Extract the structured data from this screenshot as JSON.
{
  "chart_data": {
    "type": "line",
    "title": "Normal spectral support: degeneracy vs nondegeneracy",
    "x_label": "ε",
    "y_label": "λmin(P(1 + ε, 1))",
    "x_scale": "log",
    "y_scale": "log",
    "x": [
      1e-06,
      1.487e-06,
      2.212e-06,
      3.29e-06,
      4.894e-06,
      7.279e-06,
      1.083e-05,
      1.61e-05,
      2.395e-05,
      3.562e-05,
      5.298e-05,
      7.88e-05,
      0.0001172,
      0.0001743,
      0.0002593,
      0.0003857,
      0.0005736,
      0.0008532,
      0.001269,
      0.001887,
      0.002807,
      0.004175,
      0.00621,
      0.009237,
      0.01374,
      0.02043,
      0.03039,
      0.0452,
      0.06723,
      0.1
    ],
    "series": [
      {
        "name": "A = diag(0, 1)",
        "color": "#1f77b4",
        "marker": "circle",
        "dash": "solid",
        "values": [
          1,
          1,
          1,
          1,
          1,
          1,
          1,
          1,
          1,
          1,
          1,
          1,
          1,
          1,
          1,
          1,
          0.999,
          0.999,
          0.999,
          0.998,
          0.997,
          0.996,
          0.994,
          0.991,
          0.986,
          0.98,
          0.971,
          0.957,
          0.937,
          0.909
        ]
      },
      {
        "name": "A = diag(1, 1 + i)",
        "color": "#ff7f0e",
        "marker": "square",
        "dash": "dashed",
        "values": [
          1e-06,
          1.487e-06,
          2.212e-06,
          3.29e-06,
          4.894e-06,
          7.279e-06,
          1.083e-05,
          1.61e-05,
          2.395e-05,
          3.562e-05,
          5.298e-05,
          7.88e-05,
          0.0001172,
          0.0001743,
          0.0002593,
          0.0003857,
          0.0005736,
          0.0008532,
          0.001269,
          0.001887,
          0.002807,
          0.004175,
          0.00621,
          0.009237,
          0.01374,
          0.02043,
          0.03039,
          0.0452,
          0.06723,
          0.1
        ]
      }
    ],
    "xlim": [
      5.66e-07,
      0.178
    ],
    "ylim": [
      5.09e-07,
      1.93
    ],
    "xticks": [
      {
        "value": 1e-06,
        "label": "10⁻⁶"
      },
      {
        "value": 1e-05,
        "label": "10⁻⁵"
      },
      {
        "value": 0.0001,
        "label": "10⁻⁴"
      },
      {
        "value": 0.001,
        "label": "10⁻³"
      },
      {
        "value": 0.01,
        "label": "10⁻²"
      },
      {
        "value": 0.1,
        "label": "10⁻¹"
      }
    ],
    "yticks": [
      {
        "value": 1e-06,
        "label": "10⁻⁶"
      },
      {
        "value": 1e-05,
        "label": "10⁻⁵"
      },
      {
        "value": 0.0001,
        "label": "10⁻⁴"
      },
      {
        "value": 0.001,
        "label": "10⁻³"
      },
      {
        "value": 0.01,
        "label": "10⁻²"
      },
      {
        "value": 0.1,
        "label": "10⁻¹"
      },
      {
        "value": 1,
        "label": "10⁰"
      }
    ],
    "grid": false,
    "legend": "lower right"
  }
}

┄┄┄┄┄┄┄┄┄┄

## Task prompt
Send back each record exactly as it stands.

## Finished answer
Extract the structured data from this screenshot as JSON.
{
  "chart_data": {
    "type": "line",
    "title": "Normal spectral support: degeneracy vs nondegeneracy",
    "x_label": "ε",
    "y_label": "λmin(P(1 + ε, 1))",
    "x_scale": "log",
    "y_scale": "log",
    "x": [
      1e-06,
      1.487e-06,
      2.212e-06,
      3.29e-06,
      4.894e-06,
      7.279e-06,
      1.083e-05,
      1.61e-05,
      2.395e-05,
      3.562e-05,
      5.298e-05,
      7.88e-05,
      0.0001172,
      0.0001743,
      0.0002593,
      0.0003857,
      0.0005736,
      0.0008532,
      0.001269,
      0.001887,
      0.002807,
      0.004175,
      0.00621,
      0.009237,
      0.01374,
      0.02043,
      0.03039,
      0.0452,
      0.06723,
      0.1
    ],
    "series": [
      {
        "name": "A = diag(0, 1)",
        "color": "#1f77b4",
        "marker": "circle",
        "dash": "solid",
        "values": [
          1,
          1,
          1,
          1,
          1,
          1,
          1,
          1,
          1,
          1,
          1,
          1,
          1,
          1,
          1,
          1,
          0.999,
          0.999,
          0.999,
          0.998,
          0.997,
          0.996,
          0.994,
          0.991,
          0.986,
          0.98,
          0.971,
          0.957,
          0.937,
          0.909
        ]
      },
      {
        "name": "A = diag(1, 1 + i)",
        "color": "#ff7f0e",
        "marker": "square",
        "dash": "dashed",
        "values": [
          1e-06,
          1.487e-06,
          2.212e-06,
          3.29e-06,
          4.894e-06,
          7.279e-06,
          1.083e-05,
          1.61e-05,
          2.395e-05,
          3.562e-05,
          5.298e-05,
          7.88e-05,
          0.0001172,
          0.0001743,
          0.0002593,
          0.0003857,
          0.0005736,
          0.0008532,
          0.001269,
          0.001887,
          0.002807,
          0.004175,
          0.00621,
          0.009237,
          0.01374,
          0.02043,
          0.03039,
          0.0452,
          0.06723,
          0.1
        ]
      }
    ],
    "xlim": [
      5.66e-07,
      0.178
    ],
    "ylim": [
      5.09e-07,
      1.93
    ],
    "xticks": [
      {
        "value": 1e-06,
        "label": "10⁻⁶"
      },
      {
        "value": 1e-05,
        "label": "10⁻⁵"
      },
      {
        "value": 0.0001,
        "label": "10⁻⁴"
      },
      {
        "value": 0.001,
        "label": "10⁻³"
      },
      {
        "value": 0.01,
        "label": "10⁻²"
      },
      {
        "value": 0.1,
        "label": "10⁻¹"
      }
    ],
    "yticks": [
      {
        "value": 1e-06,
        "label": "10⁻⁶"
      },
      {
        "value": 1e-05,
        "label": "10⁻⁵"
      },
      {
        "value": 0.0001,
        "label": "10⁻⁴"
      },
      {
        "value": 0.001,
        "label": "10⁻³"
      },
      {
        "value": 0.01,
        "label": "10⁻²"
      },
      {
        "value": 0.1,
        "label": "10⁻¹"
      },
      {
        "value": 1,
        "label": "10⁰"
      }
    ],
    "grid": false,
    "legend": "lower right"
  }
}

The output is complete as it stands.